## [Data provided]
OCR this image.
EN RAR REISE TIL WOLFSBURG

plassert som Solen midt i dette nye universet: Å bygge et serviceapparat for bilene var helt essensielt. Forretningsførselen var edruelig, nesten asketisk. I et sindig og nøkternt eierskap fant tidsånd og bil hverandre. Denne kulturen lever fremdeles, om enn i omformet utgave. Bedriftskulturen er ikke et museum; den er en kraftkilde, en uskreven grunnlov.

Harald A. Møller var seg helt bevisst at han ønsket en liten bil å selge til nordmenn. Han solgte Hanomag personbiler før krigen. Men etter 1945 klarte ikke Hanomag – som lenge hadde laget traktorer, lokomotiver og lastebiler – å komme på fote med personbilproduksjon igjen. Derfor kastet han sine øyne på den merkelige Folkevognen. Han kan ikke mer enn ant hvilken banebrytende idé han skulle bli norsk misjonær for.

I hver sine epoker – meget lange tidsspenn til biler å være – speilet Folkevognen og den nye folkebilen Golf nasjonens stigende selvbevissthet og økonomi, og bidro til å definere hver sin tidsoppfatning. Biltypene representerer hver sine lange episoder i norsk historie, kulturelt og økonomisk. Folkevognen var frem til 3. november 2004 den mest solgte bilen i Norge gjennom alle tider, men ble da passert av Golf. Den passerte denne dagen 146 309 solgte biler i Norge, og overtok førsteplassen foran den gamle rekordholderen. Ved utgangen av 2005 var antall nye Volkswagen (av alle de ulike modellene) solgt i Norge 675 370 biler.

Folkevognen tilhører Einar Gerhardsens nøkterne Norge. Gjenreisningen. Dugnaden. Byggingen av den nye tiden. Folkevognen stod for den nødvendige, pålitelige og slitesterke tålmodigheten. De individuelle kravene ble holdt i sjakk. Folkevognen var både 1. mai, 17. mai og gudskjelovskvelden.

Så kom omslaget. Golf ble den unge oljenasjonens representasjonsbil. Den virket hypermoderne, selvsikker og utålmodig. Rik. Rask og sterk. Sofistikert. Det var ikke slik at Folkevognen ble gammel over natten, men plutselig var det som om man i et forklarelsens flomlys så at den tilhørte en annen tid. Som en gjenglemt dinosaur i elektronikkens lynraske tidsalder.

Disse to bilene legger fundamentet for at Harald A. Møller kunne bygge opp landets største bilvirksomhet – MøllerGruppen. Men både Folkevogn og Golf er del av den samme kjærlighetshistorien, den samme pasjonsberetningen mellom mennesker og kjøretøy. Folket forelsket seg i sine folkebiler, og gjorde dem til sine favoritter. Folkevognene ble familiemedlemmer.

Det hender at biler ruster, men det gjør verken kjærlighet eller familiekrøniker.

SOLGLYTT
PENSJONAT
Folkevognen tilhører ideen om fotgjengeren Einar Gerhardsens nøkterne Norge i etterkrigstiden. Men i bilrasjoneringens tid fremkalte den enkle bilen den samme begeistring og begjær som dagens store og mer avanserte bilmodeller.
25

## [Exercise goal]
All of the entries above must be quoted exactly.

## [Final result]
OCR this image.
EN RAR REISE TIL WOLFSBURG

plassert som Solen midt i dette nye universet: Å bygge et serviceapparat for bilene var helt essensielt. Forretningsførselen var edruelig, nesten asketisk. I et sindig og nøkternt eierskap fant tidsånd og bil hverandre. Denne kulturen lever fremdeles, om enn i omformet utgave. Bedriftskulturen er ikke et museum; den er en kraftkilde, en uskreven grunnlov.

Harald A. Møller var seg helt bevisst at han ønsket en liten bil å selge til nordmenn. Han solgte Hanomag personbiler før krigen. Men etter 1945 klarte ikke Hanomag – som lenge hadde laget traktorer, lokomotiver og lastebiler – å komme på fote med personbilproduksjon igjen. Derfor kastet han sine øyne på den merkelige Folkevognen. Han kan ikke mer enn ant hvilken banebrytende idé han skulle bli norsk misjonær for.

I hver sine epoker – meget lange tidsspenn til biler å være – speilet Folkevognen og den nye folkebilen Golf nasjonens stigende selvbevissthet og økonomi, og bidro til å definere hver sin tidsoppfatning. Biltypene representerer hver sine lange episoder i norsk historie, kulturelt og økonomisk. Folkevognen var frem til 3. november 2004 den mest solgte bilen i Norge gjennom alle tider, men ble da passert av Golf. Den passerte denne dagen 146 309 solgte biler i Norge, og overtok førsteplassen foran den gamle rekordholderen. Ved utgangen av 2005 var antall nye Volkswagen (av alle de ulike modellene) solgt i Norge 675 370 biler.

Folkevognen tilhører Einar Gerhardsens nøkterne Norge. Gjenreisningen. Dugnaden. Byggingen av den nye tiden. Folkevognen stod for den nødvendige, pålitelige og slitesterke tålmodigheten. De individuelle kravene ble holdt i sjakk. Folkevognen var både 1. mai, 17. mai og gudskjelovskvelden.

Så kom omslaget. Golf ble den unge oljenasjonens representasjonsbil. Den virket hypermoderne, selvsikker og utålmodig. Rik. Rask og sterk. Sofistikert. Det var ikke slik at Folkevognen ble gammel over natten, men plutselig var det som om man i et forklarelsens flomlys så at den tilhørte en annen tid. Som en gjenglemt dinosaur i elektronikkens lynraske tidsalder.

Disse to bilene legger fundamentet for at Harald A. Møller kunne bygge opp landets største bilvirksomhet – MøllerGruppen. Men både Folkevogn og Golf er del av den samme kjærlighetshistorien, den samme pasjonsberetningen mellom mennesker og kjøretøy. Folket forelsket seg i sine folkebiler, og gjorde dem til sine favoritter. Folkevognene ble familiemedlemmer.

Det hender at biler ruster, men det gjør verken kjærlighet eller familiekrøniker.

SOLGLYTT
PENSJONAT
Folkevognen tilhører ideen om fotgjengeren Einar Gerhardsens nøkterne Norge i etterkrigstiden. Men i bilrasjoneringens tid fremkalte den enkle bilen den samme begeistring og begjær som dagens store og mer avanserte bilmodeller.
25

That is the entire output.